Défi: Prolongez, s'il vous plaît, le texte ci-dessous sur les amendements du gouvernement en reprenant juste après sa dernière phrase.
____ Extrait du document
Il s’est cependant refusé à demander "frontalement" une réécriture sur tous les sujets clivants choisissant pour certains d’entre eux de renvoyer la discussion à la commission mixte paritaire (CMP) qui devrait se tenir "courant juillet". C’est le cas pour la suppression de lignes aériennes intérieures, la définition de la "rénovation énergétique performante", la déclinaison à l’échelon régional de l’objectif de réduction du rythme d’artificialisation ou l’écotaxe régionale pour les poids lourds.

La ligne rouge du gouvernement

Sur la soixantaine d’amendements déposés par le gouvernement, bon nombre sont d’ordre rédactionnel ou légistique. Une petite vingtaine qualifiés de "principiels" font en revanche office de "ligne rouge" pour l’exécutif qui souhaite rétablir sa version. On y relève au premier chef l’échéance de mise en place des ZFE en ville (retardée de cinq ans en commission au Sénat), mais également, toujours sur le volet "Se déplacer", la trajectoire de verdissement des flottes de véhicules, pour l’État et les collectivités, ou encore au sein du titre Ier "Consommer", l’interdiction des avions publicitaires que le gouvernement propose d’ailleurs d’élargir aux "bateaux publicitaires". Même ambition de rétablir l’expérimentation du dispositif "oui pub" dans les collectivités volontaires, la date d’interdiction des terrasses chauffées (repoussée d’un an en commission) et les accompagnateurs de la rénovation énergétique.
________
____ Données sources
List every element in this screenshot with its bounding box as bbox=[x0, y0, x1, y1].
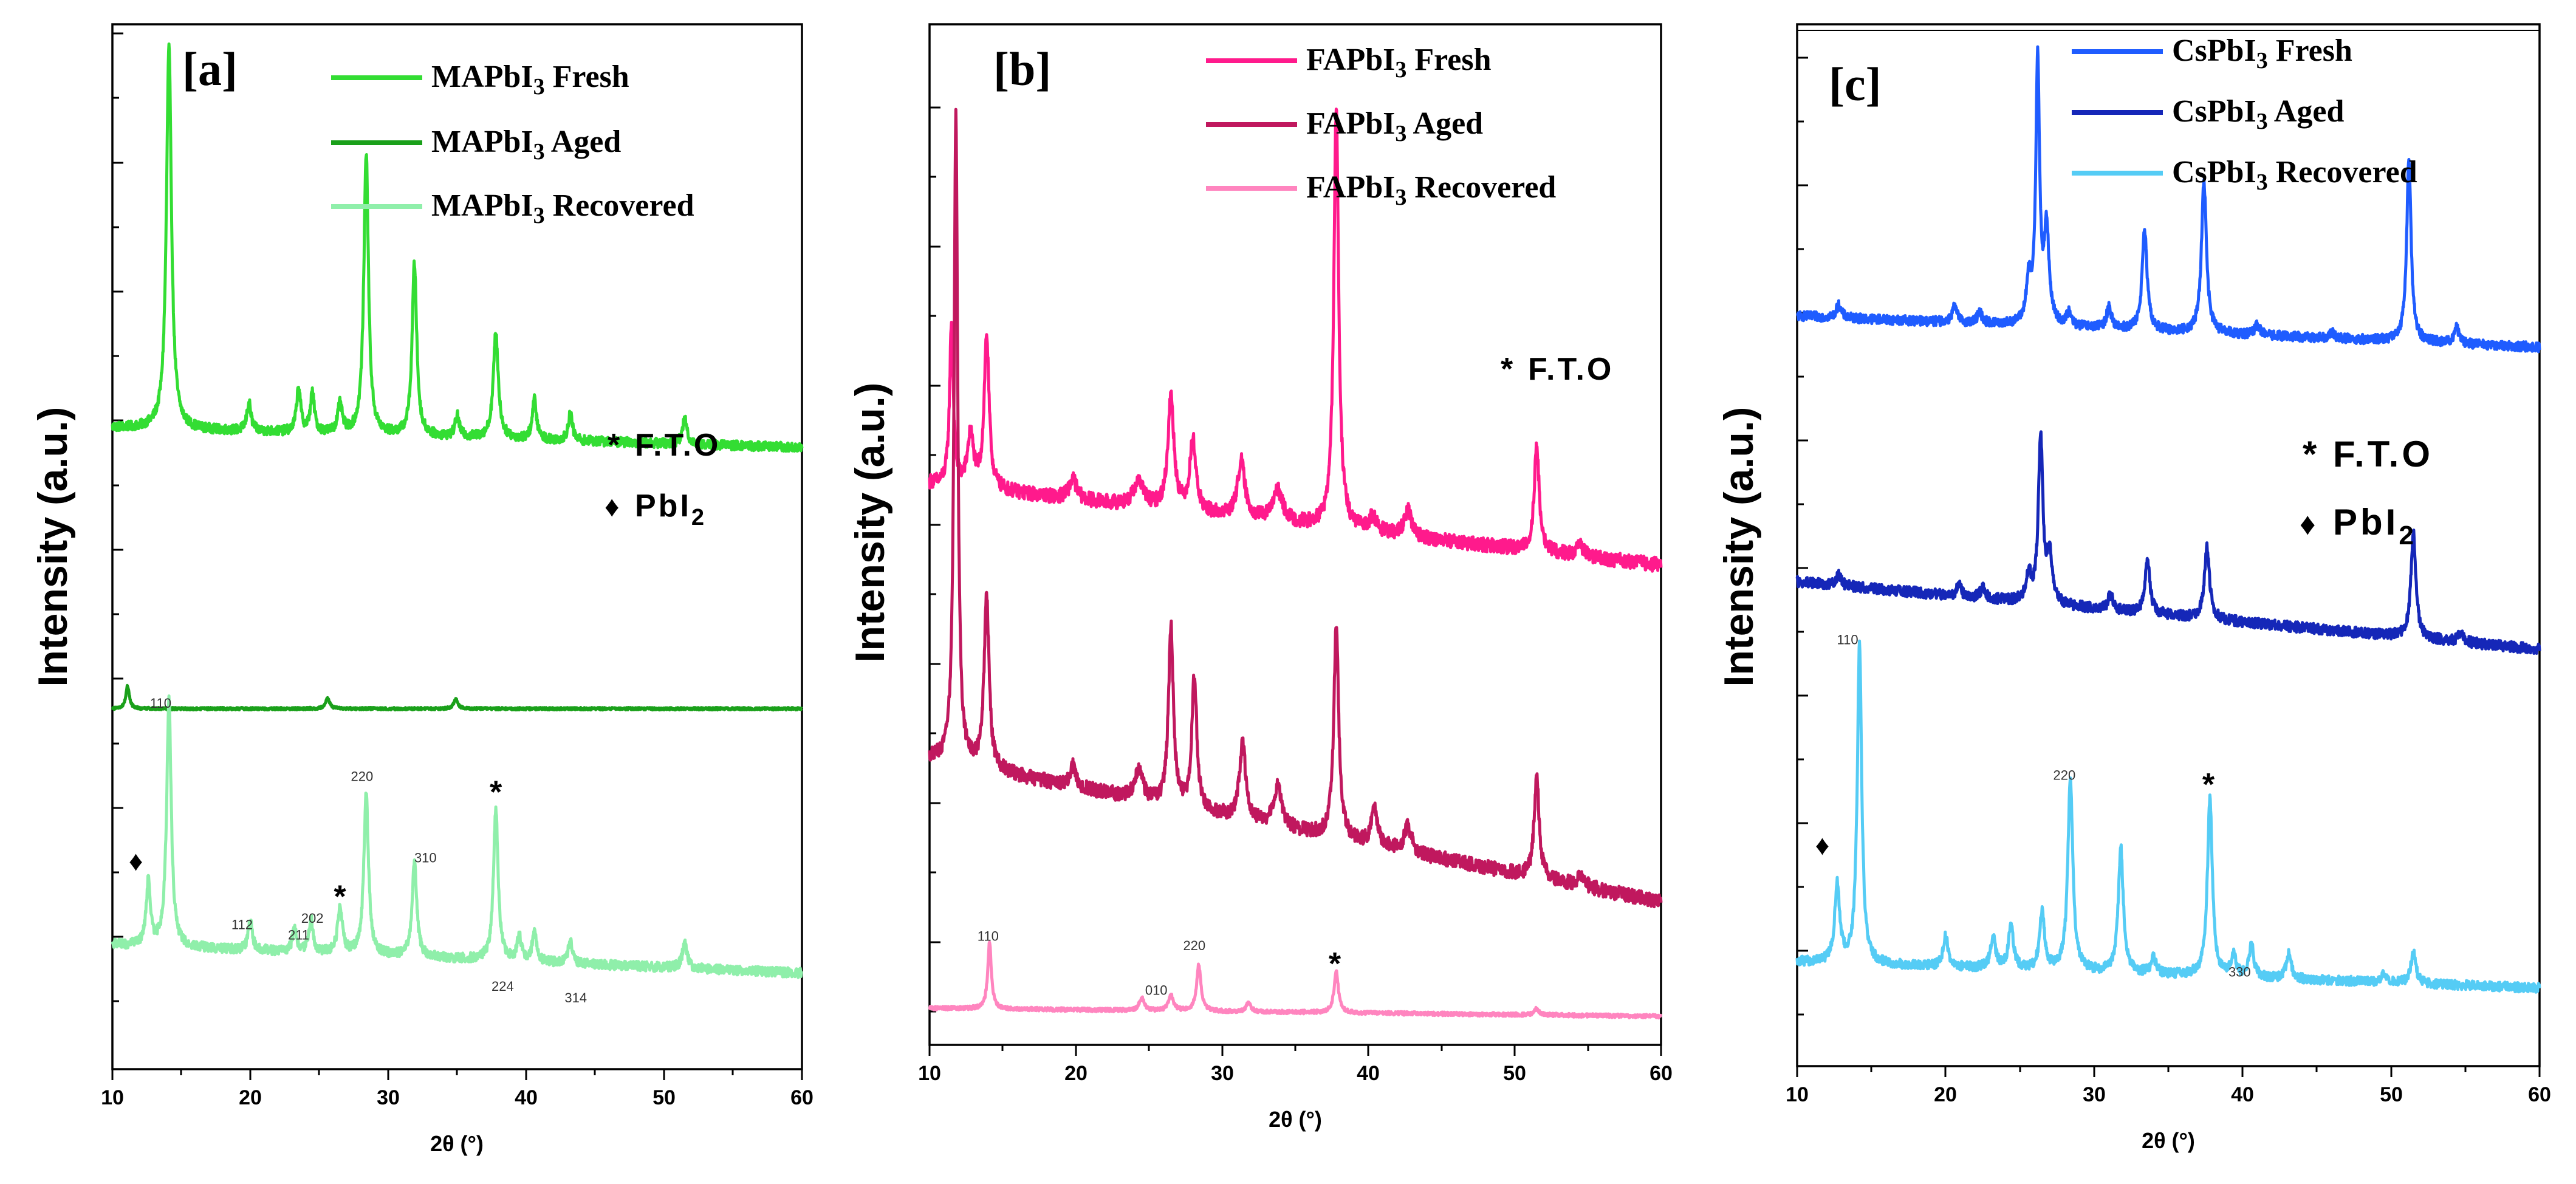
________
Réponse au problème:
Au sein du titre V "Se nourrir", le Sénat est invité à revoir sa copie sur la taxation des engrais azotés (remplacé par un plan Eco’Azot sur le modèle du dispositif Écophyto) et le menu végétarien dans les cantines, dont il a simplement prolongé de deux ans l’expérimentation. L’introduction d’un dispositif inspiré de la loi "Labbé" interdisant aux personnes publiques d'’utiliser des engrais de synthèse pour l’entretien des espaces relevant de leur domaine public ou privé, au plus tard en 2024, bénéficie en revanche d’une certaine "bienveillance" du gouvernement. Le délit d’écocide fera sans aucun doute partie des points durs pour trouver un accord sur le texte. Enfin, le gouvernement souhaite revenir sur le titre VII relatif à l'évaluation climatique, dont le Sénat a "vidé de sa substance" tout ce qui concerne la mobilisation des collectivités à travers des feuilles de route pour les secteurs fortement émetteurs de gaz à effet de serre.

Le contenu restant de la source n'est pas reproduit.